* BEGIN *

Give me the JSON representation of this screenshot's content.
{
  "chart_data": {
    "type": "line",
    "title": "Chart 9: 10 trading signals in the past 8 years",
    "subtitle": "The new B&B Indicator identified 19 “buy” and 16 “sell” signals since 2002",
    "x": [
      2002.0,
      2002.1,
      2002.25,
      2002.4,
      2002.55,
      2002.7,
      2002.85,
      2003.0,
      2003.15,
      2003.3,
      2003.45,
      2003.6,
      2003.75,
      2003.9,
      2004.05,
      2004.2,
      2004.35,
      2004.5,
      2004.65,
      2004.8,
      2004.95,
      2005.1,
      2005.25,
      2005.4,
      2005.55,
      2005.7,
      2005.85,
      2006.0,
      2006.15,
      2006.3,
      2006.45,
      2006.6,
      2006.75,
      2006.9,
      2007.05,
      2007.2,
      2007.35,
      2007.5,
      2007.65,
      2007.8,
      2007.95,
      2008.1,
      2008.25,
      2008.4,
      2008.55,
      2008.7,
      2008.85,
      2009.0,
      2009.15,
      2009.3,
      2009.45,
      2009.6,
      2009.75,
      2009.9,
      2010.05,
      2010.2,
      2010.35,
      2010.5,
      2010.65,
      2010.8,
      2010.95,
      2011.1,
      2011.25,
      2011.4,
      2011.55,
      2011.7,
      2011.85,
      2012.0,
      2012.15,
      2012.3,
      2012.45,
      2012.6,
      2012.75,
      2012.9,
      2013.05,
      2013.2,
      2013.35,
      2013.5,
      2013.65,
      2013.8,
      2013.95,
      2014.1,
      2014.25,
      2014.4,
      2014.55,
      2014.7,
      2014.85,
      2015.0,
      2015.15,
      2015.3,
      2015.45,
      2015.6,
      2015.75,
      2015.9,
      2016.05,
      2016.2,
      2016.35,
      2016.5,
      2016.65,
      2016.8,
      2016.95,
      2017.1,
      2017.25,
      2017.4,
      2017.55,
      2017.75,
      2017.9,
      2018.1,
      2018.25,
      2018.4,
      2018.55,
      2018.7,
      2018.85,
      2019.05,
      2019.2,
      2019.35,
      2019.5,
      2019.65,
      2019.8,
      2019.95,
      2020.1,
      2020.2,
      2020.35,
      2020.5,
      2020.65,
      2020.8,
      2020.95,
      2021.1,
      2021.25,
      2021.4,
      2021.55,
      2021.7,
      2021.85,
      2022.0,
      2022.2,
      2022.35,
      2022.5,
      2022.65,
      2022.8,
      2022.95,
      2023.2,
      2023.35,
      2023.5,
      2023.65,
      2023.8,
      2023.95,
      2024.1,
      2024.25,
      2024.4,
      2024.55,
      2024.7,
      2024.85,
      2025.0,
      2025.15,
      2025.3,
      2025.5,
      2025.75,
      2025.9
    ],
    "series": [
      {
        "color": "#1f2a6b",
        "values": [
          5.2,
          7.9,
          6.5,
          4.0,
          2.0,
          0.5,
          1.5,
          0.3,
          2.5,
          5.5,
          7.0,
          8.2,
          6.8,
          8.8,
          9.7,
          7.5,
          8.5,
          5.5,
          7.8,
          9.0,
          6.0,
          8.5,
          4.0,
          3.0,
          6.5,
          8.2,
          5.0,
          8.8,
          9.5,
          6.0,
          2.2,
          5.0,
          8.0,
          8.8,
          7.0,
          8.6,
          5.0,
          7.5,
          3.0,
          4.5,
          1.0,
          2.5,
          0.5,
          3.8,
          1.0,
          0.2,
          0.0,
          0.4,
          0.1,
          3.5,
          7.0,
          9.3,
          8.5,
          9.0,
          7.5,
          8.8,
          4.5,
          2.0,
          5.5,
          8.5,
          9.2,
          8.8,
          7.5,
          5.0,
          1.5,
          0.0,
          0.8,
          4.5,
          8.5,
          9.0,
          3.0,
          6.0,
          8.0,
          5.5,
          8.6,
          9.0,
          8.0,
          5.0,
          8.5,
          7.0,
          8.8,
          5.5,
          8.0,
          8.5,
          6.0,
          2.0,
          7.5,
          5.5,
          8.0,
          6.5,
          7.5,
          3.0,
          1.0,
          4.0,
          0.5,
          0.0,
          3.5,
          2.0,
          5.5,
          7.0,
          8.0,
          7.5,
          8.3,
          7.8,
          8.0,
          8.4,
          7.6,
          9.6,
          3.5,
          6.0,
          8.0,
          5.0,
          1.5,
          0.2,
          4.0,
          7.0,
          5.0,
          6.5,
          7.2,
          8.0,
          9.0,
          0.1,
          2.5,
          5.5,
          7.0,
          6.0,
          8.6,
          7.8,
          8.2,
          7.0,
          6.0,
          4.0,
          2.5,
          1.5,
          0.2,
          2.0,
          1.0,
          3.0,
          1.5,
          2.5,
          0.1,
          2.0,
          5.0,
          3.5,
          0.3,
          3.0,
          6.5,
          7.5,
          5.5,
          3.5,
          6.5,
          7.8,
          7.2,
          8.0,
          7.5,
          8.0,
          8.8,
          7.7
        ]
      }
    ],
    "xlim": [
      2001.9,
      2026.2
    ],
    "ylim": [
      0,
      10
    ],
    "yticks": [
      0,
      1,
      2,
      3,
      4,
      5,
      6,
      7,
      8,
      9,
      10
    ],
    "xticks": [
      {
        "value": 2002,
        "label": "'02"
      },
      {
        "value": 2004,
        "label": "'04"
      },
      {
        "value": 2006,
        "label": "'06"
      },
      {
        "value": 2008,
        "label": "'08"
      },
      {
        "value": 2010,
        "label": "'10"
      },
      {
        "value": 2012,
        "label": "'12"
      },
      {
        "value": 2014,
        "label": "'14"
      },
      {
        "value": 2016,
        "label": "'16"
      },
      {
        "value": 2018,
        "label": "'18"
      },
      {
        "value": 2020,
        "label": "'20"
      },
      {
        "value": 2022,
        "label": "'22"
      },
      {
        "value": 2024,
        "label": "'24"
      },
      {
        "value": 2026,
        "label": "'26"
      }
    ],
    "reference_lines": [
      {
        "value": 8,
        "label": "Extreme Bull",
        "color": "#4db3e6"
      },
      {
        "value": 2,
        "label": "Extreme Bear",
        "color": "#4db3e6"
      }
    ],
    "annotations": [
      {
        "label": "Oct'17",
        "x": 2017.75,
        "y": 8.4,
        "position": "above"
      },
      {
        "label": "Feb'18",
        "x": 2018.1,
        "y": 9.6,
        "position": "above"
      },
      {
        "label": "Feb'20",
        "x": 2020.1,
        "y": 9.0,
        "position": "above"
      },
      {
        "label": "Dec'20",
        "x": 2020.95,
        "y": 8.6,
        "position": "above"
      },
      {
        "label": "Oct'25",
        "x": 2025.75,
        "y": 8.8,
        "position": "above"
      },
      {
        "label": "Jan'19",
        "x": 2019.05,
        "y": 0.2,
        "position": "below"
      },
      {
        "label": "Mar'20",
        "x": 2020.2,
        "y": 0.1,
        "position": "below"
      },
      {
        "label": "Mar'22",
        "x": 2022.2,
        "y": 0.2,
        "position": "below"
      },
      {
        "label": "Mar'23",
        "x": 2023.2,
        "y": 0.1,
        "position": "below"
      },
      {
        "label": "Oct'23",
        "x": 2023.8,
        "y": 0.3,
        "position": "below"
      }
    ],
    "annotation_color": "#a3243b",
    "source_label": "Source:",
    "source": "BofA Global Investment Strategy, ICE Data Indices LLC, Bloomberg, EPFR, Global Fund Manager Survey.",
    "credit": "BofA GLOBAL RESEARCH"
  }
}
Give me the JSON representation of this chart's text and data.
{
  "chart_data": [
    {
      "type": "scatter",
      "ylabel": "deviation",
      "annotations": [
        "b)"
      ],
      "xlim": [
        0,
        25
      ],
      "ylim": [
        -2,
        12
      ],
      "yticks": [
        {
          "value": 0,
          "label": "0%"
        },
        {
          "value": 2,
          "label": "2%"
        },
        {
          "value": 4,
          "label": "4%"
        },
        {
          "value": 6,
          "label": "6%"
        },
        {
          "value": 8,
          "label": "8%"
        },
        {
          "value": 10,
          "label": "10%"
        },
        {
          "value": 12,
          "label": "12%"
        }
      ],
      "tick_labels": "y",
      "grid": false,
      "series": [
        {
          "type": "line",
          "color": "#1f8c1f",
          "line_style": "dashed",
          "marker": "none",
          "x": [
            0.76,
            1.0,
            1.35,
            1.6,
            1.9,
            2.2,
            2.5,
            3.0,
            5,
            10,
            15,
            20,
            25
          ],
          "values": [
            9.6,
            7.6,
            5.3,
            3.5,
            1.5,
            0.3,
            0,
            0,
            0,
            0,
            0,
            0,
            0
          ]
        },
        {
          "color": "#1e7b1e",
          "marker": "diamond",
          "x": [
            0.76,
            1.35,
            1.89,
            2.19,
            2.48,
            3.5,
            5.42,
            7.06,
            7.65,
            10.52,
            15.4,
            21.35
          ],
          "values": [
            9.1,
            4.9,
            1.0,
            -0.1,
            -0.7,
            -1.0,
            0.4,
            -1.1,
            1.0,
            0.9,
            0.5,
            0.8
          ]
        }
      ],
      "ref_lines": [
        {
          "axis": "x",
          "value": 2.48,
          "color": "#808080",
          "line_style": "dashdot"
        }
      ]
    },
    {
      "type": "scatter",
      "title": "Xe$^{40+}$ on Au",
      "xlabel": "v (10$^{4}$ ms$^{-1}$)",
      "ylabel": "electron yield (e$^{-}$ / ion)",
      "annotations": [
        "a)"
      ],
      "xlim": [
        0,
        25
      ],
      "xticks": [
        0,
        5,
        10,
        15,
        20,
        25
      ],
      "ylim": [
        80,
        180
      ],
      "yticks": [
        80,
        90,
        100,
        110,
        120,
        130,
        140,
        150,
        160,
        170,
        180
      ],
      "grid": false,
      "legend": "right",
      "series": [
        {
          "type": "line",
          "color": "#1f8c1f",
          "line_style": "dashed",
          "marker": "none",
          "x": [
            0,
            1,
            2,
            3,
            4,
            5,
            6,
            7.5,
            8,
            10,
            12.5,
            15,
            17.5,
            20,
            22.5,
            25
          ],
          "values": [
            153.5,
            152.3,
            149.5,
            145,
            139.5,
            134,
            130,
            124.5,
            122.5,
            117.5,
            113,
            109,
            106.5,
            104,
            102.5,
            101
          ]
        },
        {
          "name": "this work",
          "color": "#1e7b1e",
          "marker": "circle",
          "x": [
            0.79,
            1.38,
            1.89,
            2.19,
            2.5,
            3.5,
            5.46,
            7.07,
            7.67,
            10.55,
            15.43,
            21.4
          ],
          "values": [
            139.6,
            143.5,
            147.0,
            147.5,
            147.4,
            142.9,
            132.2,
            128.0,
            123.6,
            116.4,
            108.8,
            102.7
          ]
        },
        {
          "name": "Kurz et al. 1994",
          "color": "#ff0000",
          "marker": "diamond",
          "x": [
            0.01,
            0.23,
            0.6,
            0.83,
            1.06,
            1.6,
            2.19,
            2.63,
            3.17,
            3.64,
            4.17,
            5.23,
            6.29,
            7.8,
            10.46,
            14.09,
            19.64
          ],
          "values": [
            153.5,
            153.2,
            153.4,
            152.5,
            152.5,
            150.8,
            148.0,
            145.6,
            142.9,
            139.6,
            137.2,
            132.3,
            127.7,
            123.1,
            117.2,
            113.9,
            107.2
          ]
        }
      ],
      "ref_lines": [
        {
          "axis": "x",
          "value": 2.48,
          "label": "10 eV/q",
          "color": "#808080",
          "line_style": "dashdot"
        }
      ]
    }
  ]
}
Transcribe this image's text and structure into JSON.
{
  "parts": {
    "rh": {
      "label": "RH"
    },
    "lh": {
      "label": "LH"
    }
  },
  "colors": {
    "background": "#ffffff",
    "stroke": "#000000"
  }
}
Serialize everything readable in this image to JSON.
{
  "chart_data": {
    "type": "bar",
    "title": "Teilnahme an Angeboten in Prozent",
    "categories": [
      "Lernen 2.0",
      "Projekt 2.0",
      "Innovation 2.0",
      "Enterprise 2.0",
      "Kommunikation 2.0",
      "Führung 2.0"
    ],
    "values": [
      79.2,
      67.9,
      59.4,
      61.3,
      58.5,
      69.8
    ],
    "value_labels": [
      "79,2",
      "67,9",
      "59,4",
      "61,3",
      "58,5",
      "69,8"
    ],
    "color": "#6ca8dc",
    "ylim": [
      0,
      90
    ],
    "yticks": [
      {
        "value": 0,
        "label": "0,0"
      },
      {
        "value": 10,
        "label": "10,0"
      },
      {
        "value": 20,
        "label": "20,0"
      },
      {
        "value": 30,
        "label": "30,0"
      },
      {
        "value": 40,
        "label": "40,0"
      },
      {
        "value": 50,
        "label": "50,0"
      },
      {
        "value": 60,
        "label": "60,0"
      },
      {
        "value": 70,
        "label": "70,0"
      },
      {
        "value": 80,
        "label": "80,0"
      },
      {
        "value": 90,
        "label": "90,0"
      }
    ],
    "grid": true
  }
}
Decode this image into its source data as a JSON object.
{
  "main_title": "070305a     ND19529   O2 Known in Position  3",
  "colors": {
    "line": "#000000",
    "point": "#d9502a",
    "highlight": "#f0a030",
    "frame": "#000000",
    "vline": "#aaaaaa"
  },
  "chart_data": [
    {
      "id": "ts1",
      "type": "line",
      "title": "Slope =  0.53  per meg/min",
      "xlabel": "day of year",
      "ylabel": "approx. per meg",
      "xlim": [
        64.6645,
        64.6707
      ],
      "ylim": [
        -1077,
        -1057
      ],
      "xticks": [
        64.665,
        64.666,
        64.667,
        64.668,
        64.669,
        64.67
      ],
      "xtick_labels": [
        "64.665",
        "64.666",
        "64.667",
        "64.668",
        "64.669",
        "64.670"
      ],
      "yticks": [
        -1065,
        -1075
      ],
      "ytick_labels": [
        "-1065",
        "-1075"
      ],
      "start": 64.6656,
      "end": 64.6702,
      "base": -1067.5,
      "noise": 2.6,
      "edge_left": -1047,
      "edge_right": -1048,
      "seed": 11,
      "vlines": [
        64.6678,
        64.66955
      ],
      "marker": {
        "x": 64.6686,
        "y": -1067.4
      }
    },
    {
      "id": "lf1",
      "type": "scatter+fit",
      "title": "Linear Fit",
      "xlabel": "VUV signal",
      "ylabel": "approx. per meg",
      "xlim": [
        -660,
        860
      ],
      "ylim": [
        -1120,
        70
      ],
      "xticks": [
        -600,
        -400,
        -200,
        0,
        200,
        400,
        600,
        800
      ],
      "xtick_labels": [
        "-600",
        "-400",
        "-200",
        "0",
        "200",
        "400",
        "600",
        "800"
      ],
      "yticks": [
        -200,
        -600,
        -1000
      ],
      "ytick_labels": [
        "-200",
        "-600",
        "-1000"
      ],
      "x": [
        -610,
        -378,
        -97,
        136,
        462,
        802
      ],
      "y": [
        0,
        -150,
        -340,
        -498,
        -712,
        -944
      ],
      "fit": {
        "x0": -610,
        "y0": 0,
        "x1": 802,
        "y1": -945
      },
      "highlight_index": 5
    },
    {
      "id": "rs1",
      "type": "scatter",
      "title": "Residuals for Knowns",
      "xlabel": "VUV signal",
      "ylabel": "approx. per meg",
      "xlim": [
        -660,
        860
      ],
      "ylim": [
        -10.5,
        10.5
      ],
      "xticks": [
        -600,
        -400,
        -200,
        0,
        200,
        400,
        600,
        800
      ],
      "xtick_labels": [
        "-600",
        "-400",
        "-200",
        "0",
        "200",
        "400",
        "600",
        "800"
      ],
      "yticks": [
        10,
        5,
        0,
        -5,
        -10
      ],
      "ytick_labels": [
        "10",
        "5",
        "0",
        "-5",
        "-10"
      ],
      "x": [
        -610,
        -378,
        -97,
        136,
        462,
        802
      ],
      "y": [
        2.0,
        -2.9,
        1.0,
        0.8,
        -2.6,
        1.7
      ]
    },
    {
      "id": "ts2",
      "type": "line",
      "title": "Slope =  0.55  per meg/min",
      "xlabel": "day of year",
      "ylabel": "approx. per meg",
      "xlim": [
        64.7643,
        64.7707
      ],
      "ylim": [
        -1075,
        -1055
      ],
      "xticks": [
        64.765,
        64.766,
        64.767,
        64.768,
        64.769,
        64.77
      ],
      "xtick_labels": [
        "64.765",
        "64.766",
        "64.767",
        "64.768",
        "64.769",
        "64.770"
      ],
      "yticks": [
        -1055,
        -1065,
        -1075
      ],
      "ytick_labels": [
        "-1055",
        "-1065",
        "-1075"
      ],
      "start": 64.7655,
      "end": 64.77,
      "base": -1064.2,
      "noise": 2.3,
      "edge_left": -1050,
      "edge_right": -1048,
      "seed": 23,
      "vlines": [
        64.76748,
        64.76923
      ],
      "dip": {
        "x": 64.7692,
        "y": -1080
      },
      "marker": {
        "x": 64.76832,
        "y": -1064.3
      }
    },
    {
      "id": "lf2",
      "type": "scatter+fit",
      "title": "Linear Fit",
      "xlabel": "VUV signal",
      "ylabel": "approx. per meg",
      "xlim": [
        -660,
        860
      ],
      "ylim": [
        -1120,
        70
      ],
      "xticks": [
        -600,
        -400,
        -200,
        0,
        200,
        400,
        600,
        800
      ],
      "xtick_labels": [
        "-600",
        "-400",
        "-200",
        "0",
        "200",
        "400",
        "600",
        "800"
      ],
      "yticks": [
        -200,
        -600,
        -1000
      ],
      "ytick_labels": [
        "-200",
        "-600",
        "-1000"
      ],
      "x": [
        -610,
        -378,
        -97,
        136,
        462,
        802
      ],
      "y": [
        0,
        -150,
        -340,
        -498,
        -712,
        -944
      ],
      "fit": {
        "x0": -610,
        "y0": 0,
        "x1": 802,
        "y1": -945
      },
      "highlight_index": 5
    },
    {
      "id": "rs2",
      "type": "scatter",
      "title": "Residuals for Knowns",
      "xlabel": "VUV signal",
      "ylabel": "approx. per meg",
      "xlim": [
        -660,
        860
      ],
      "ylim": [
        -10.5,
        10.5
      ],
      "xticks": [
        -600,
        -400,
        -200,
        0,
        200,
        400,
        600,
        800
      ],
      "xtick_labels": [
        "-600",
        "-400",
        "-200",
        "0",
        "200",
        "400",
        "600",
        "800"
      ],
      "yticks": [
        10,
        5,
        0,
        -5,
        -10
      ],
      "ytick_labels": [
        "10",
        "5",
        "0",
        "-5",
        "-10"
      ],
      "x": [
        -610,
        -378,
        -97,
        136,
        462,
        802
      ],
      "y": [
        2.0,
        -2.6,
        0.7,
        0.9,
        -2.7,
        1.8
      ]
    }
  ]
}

* END *

PROBLEM:
Look above for every line with the word "representation" and copy it.

EXERCISE OUTPUT:
Give me the JSON representation of this screenshot's content.
Give me the JSON representation of this chart's text and data.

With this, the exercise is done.